Reproduce each line of the material exactly, minus any picture.

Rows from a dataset
....

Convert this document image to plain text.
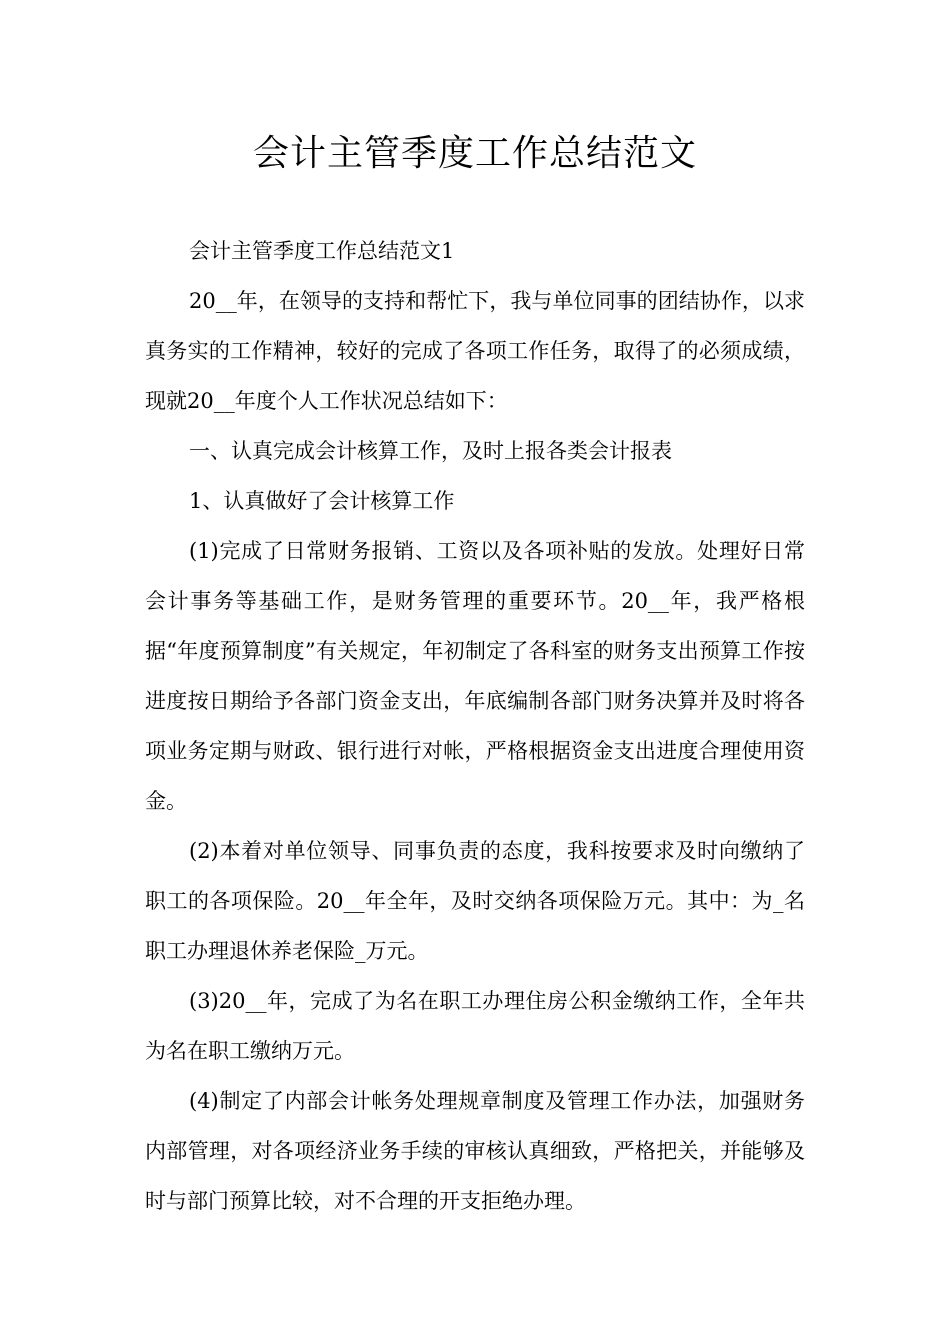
会计主管季度工作总结范文

会计主管季度工作总结范文1

20__年，在领导的支持和帮忙下，我与单位同事的团结协作，以求真务实的工作精神，较好的完成了各项工作任务，取得了的必须成绩，现就20__年度个人工作状况总结如下：

一、认真完成会计核算工作，及时上报各类会计报表

1、认真做好了会计核算工作

(1)完成了日常财务报销、工资以及各项补贴的发放。处理好日常会计事务等基础工作，是财务管理的重要环节。20__年，我严格根据“年度预算制度”有关规定，年初制定了各科室的财务支出预算工作按进度按日期给予各部门资金支出，年底编制各部门财务决算并及时将各项业务定期与财政、银行进行对帐，严格根据资金支出进度合理使用资金。

(2)本着对单位领导、同事负责的态度，我科按要求及时向缴纳了职工的各项保险。20__年全年，及时交纳各项保险万元。其中：为_名职工办理退休养老保险_万元。

(3)20__年，完成了为名在职工办理住房公积金缴纳工作，全年共为名在职工缴纳万元。

(4)制定了内部会计帐务处理规章制度及管理工作办法，加强财务内部管理，对各项经济业务手续的审核认真细致，严格把关，并能够及时与部门预算比较，对不合理的开支拒绝办理。
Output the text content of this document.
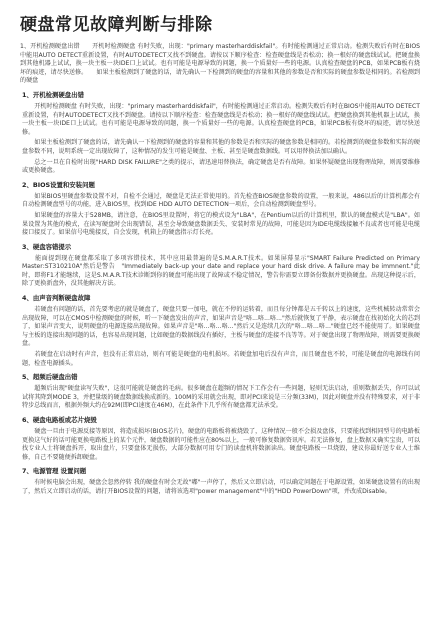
硬盘常见故障判断与排除

1、开机检测硬盘出错　　开机时检测硬盘 有时失败，出现："primary masterharddiskfail"。有时能检测通过正常启动。检测失败后有时在BIOS中能用AUTO DETECT重新设置，有时AUTODETECT又找不到硬盘。请按以下顺序检查：检查硬盘线是否松动；换一根好的硬盘线试试。把硬盘换到其他机器上试试，换一块主板一块IDE口上试试。也有可能是电源导致的问题，换一个质量好一些的电源。认真检查硬盘的PCB，如果PCB板有烧坏的痕迹，请尽快送修。　　如果主板检测到了硬盘的话，请先确认一下检测到的硬盘的容量和其他的参数是否和实际的硬盘参数是相同的。若检测到的硬盘

1、开机检测硬盘出错

　　开机时检测硬盘 有时失败，出现："primary masterharddiskfail"，有时能检测通过正常启动。检测失败后有时在BIOS中能用AUTO DETECT重新设置，有时AUTODETECT又找不到硬盘。请按以下顺序检查：检查硬盘线是否松动；换一根好的硬盘线试试。把硬盘换到其他机器上试试，换一块主板一块IDE口上试试。也有可能是电源导致的问题，换一个质量好一些的电源。认真检查硬盘的PCB，如果PCB板有烧坏的痕迹，请尽快送修。

　　如果主板检测到了硬盘的话，请先确认一下检测到的硬盘的容量和其他的参数是否和实际的硬盘参数是相同的。若检测到的硬盘参数和实际的硬盘参数不同，说明系统一定出现故障了，这种情况的发生可能是硬盘、主板、甚至是硬盘数据线。可以用替换法加以确认。

　　总之一旦在自检时出现"HARD DISK FAILURE"之类的提示，请迅速用替换法，确定硬盘是否有故障。如果怀疑硬盘出现物理故障，则需要维修或更换硬盘。

2、BIOS设置和安装问题

　　如果BIOS里硬盘参数设置不对，自检不会通过，硬盘是无法正常使用的。首先检查BIOS硬盘参数的设置，一般来说，486以后的计算机都会有自动检测硬盘型号的功能，进入BIOS里，找到IDE HDD AUTO DETECTION一项后，会自动检测到硬盘型号。

　　如果硬盘的容量大于528MB，请注意，在BIOS里设置时，将它的模式设为"LBA"，在Pentium以后的计算机里，默认的硬盘模式是"LBA"。如果设置为其他的模式，在读写硬盘时会出现错误，甚至会导致硬盘数据丢失、安装时常见的故障，可能是因为IDE电缆线接触不良或者也可能是电缆接口接反了。如果信号电缆接反，自会发现，机箱上的硬盘指示灯长亮。

3、硬盘容错提示

　　能面提到现在硬盘都采取了多项容错技术，其中应用最普遍的是S.M.A.R.T技术。如果屏幕显示"SMART Failure Predicted on Primary Master:ST310210A"然后是警告　"Immediately back-up your date and replace your hard disk drive. A failure may be immnent."此时，即将F1才能继续，这是S.M.A.R.T技术诊断到你的硬盘可能出现了故障或不稳定情况，警告你需要立即备份数据并更换硬盘。出现这种提示后，除了更换新盘外，没其他解决方法。

4、由声音判断硬盘故障

　　若硬盘有问题的话，首先要考虑的就是硬盘了，硬盘只要一加电，就在不停的运转着，而且每分钟都是五千转以上的速度，这些机械转动常常会出现故障，可以在CMOS中检测硬盘的时候，听一下硬盘发出的声音，如果声音是"咯...咯...咯..."然后就恢复了平静，表示硬盘在找初始化大的芯到了，如果声音变大，说明硬盘的电源连接出现故障。如果声音是"咯...咯...咯..."然后又是连续几次的"咯...咯...咯..."硬盘已经不能使用了。如果硬盘与主板的连接出现问题的话，也容易出现问题，比如硬盘的数据线没有插好，主板与硬盘的连接不良等等。对于硬盘出现了物理故障，则需要更换硬盘。

　　若硬盘在启动时有声音，但没有正常启动，则有可能是硬盘的电机损坏。若硬盘加电后没有声音，而且硬盘也不转，可能是硬盘的电源线有问题，检查电源插头。

5、超频后硬盘出错

　　超频后出现"硬盘读写失败"，这很可能就是硬盘的毛病。很多硬盘在超频的情况下工作会有一些问题，轻则无法启动，重则数据丢失，你可以试试将其降到MODE 3，并把量级的硬盘数据线换成新的。100M的采用就会出现，即对PCI来说是三分频(33M)，因此对硬盘并没有特殊要求，对于非特步总线而言，根据外频大约在92M(即PCI速度在46M)，在此条件下几乎所有硬盘都无法承受。

6、硬盘电路板或芯片烧毁

　　硬盘一旦由于电源反接等原因，将造成损坏(BIOS芯片)，硬盘的电路板将被烧毁了，这种情况一般不会损及盘体，只要能找到相同型号的电路板更换这气好的话可能更换电路板上的某个元件，硬盘数据的可能性应在80%以上，一般可修复数据资讯库。若无法修复，盘上数据又确实宝贵，可以找专业人士将硬盘拆开，取出盘片，只要盘体无损伤，大部分数据可用专门的读盘机将数据读出。硬盘电路板一旦烧毁，建议你最好送专业人士维修，自己不要随便拆卸硬盘。

7、电源管理 设置问题

　　有时候电脑会出现，硬盘会忽然停转 我的硬盘有时会无故"嘟"一声停了，然后又立即启动，可以确定问题在于电源设置，如果硬盘设置有的出现了，然后又立即启动的话，请打开BIOS设置的问题，请将该选项"power management"中的"HDD PowerDown"项，并改成Disable。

....

Right answer:
Convert this document image to plain text.
会计主管季度工作总结范文

会计主管季度工作总结范文1

20__年，在领导的支持和帮忙下，我与单位同事的团结协作，以求真务实的工作精神，较好的完成了各项工作任务，取得了的必须成绩，现就20__年度个人工作状况总结如下：

一、认真完成会计核算工作，及时上报各类会计报表

1、认真做好了会计核算工作

(1)完成了日常财务报销、工资以及各项补贴的发放。处理好日常会计事务等基础工作，是财务管理的重要环节。20__年，我严格根据“年度预算制度”有关规定，年初制定了各科室的财务支出预算工作按进度按日期给予各部门资金支出，年底编制各部门财务决算并及时将各项业务定期与财政、银行进行对帐，严格根据资金支出进度合理使用资金。

(2)本着对单位领导、同事负责的态度，我科按要求及时向缴纳了职工的各项保险。20__年全年，及时交纳各项保险万元。其中：为_名职工办理退休养老保险_万元。

(3)20__年，完成了为名在职工办理住房公积金缴纳工作，全年共为名在职工缴纳万元。

(4)制定了内部会计帐务处理规章制度及管理工作办法，加强财务内部管理，对各项经济业务手续的审核认真细致，严格把关，并能够及时与部门预算比较，对不合理的开支拒绝办理。
Output the text content of this document.
硬盘常见故障判断与排除

1、开机检测硬盘出错　　开机时检测硬盘 有时失败，出现："primary masterharddiskfail"。有时能检测通过正常启动。检测失败后有时在BIOS中能用AUTO DETECT重新设置，有时AUTODETECT又找不到硬盘。请按以下顺序检查：检查硬盘线是否松动；换一根好的硬盘线试试。把硬盘换到其他机器上试试，换一块主板一块IDE口上试试。也有可能是电源导致的问题，换一个质量好一些的电源。认真检查硬盘的PCB，如果PCB板有烧坏的痕迹，请尽快送修。　　如果主板检测到了硬盘的话，请先确认一下检测到的硬盘的容量和其他的参数是否和实际的硬盘参数是相同的。若检测到的硬盘

1、开机检测硬盘出错

　　开机时检测硬盘 有时失败，出现："primary masterharddiskfail"，有时能检测通过正常启动。检测失败后有时在BIOS中能用AUTO DETECT重新设置，有时AUTODETECT又找不到硬盘。请按以下顺序检查：检查硬盘线是否松动；换一根好的硬盘线试试。把硬盘换到其他机器上试试，换一块主板一块IDE口上试试。也有可能是电源导致的问题，换一个质量好一些的电源。认真检查硬盘的PCB，如果PCB板有烧坏的痕迹，请尽快送修。

　　如果主板检测到了硬盘的话，请先确认一下检测到的硬盘的容量和其他的参数是否和实际的硬盘参数是相同的。若检测到的硬盘参数和实际的硬盘参数不同，说明系统一定出现故障了，这种情况的发生可能是硬盘、主板、甚至是硬盘数据线。可以用替换法加以确认。

　　总之一旦在自检时出现"HARD DISK FAILURE"之类的提示，请迅速用替换法，确定硬盘是否有故障。如果怀疑硬盘出现物理故障，则需要维修或更换硬盘。

2、BIOS设置和安装问题

　　如果BIOS里硬盘参数设置不对，自检不会通过，硬盘是无法正常使用的。首先检查BIOS硬盘参数的设置，一般来说，486以后的计算机都会有自动检测硬盘型号的功能，进入BIOS里，找到IDE HDD AUTO DETECTION一项后，会自动检测到硬盘型号。

　　如果硬盘的容量大于528MB，请注意，在BIOS里设置时，将它的模式设为"LBA"，在Pentium以后的计算机里，默认的硬盘模式是"LBA"。如果设置为其他的模式，在读写硬盘时会出现错误，甚至会导致硬盘数据丢失、安装时常见的故障，可能是因为IDE电缆线接触不良或者也可能是电缆接口接反了。如果信号电缆接反，自会发现，机箱上的硬盘指示灯长亮。

3、硬盘容错提示

　　能面提到现在硬盘都采取了多项容错技术，其中应用最普遍的是S.M.A.R.T技术。如果屏幕显示"SMART Failure Predicted on Primary Master:ST310210A"然后是警告　"Immediately back-up your date and replace your hard disk drive. A failure may be immnent."此时，即将F1才能继续，这是S.M.A.R.T技术诊断到你的硬盘可能出现了故障或不稳定情况，警告你需要立即备份数据并更换硬盘。出现这种提示后，除了更换新盘外，没其他解决方法。

4、由声音判断硬盘故障

　　若硬盘有问题的话，首先要考虑的就是硬盘了，硬盘只要一加电，就在不停的运转着，而且每分钟都是五千转以上的速度，这些机械转动常常会出现故障，可以在CMOS中检测硬盘的时候，听一下硬盘发出的声音，如果声音是"咯...咯...咯..."然后就恢复了平静，表示硬盘在找初始化大的芯到了，如果声音变大，说明硬盘的电源连接出现故障。如果声音是"咯...咯...咯..."然后又是连续几次的"咯...咯...咯..."硬盘已经不能使用了。如果硬盘与主板的连接出现问题的话，也容易出现问题，比如硬盘的数据线没有插好，主板与硬盘的连接不良等等。对于硬盘出现了物理故障，则需要更换硬盘。

　　若硬盘在启动时有声音，但没有正常启动，则有可能是硬盘的电机损坏。若硬盘加电后没有声音，而且硬盘也不转，可能是硬盘的电源线有问题，检查电源插头。

5、超频后硬盘出错

　　超频后出现"硬盘读写失败"，这很可能就是硬盘的毛病。很多硬盘在超频的情况下工作会有一些问题，轻则无法启动，重则数据丢失，你可以试试将其降到MODE 3，并把量级的硬盘数据线换成新的。100M的采用就会出现，即对PCI来说是三分频(33M)，因此对硬盘并没有特殊要求，对于非特步总线而言，根据外频大约在92M(即PCI速度在46M)，在此条件下几乎所有硬盘都无法承受。

6、硬盘电路板或芯片烧毁

　　硬盘一旦由于电源反接等原因，将造成损坏(BIOS芯片)，硬盘的电路板将被烧毁了，这种情况一般不会损及盘体，只要能找到相同型号的电路板更换这气好的话可能更换电路板上的某个元件，硬盘数据的可能性应在80%以上，一般可修复数据资讯库。若无法修复，盘上数据又确实宝贵，可以找专业人士将硬盘拆开，取出盘片，只要盘体无损伤，大部分数据可用专门的读盘机将数据读出。硬盘电路板一旦烧毁，建议你最好送专业人士维修，自己不要随便拆卸硬盘。

7、电源管理 设置问题

　　有时候电脑会出现，硬盘会忽然停转 我的硬盘有时会无故"嘟"一声停了，然后又立即启动，可以确定问题在于电源设置，如果硬盘设置有的出现了，然后又立即启动的话，请打开BIOS设置的问题，请将该选项"power management"中的"HDD PowerDown"项，并改成Disable。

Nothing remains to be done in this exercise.